What you will do: Look for "better" in the listing below. Gather each line that contains it.

(Figure contents as structured data)
--- Start ---

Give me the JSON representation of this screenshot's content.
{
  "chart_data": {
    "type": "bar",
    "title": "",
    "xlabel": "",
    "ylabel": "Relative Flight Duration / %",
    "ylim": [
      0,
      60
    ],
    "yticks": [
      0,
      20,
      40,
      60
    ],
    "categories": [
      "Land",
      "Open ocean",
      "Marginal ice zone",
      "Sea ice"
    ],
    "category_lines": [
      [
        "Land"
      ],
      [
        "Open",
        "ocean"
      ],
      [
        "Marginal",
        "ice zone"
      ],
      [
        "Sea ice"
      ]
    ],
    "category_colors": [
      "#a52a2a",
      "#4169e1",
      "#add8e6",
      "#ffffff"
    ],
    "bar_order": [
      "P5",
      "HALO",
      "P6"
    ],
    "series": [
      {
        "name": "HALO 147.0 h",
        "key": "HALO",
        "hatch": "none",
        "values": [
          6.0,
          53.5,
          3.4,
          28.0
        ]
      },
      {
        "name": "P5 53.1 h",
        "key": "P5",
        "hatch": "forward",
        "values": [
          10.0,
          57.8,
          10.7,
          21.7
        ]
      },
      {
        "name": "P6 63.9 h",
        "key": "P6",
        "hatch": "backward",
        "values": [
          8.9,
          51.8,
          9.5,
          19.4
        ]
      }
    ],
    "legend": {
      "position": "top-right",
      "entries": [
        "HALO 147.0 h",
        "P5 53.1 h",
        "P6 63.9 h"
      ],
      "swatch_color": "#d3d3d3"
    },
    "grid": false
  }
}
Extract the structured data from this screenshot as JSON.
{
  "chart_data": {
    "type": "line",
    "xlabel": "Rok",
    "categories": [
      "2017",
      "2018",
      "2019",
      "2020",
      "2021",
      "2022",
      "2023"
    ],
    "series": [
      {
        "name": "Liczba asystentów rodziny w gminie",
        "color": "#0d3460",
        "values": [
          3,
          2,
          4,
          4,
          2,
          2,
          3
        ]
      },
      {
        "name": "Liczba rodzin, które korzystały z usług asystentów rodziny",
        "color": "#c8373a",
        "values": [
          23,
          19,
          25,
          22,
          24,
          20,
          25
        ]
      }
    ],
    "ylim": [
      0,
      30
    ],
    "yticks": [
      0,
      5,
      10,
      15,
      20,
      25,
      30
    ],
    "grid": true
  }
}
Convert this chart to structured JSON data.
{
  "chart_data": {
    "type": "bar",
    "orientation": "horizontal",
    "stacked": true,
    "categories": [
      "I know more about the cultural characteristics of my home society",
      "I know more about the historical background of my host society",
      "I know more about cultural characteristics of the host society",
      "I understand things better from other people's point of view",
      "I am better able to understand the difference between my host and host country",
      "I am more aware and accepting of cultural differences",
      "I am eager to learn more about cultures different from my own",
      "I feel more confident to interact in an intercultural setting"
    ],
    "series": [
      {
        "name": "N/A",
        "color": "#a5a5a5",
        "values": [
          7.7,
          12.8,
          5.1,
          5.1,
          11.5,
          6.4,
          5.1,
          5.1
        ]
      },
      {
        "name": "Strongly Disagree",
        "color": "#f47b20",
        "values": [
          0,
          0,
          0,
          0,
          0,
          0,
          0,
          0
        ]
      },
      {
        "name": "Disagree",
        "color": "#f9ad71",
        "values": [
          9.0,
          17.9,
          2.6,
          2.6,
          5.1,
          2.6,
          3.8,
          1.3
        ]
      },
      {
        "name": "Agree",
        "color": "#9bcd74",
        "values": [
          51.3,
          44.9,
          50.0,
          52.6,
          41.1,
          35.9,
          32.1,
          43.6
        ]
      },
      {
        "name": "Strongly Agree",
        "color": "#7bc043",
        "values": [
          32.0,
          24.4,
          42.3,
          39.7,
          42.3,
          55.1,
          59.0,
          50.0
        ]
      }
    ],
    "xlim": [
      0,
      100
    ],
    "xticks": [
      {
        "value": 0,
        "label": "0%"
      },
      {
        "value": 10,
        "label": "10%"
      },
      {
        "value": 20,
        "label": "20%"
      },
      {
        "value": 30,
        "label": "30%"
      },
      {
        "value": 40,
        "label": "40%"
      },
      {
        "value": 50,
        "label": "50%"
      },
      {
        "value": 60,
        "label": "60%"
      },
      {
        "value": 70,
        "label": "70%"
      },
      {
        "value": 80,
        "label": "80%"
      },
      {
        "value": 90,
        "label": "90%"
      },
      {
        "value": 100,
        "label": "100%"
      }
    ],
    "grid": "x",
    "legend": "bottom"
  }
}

--- End ---

Task answer:
      "I understand things better from other people's point of view",
      "I am better able to understand the difference between my host and host country",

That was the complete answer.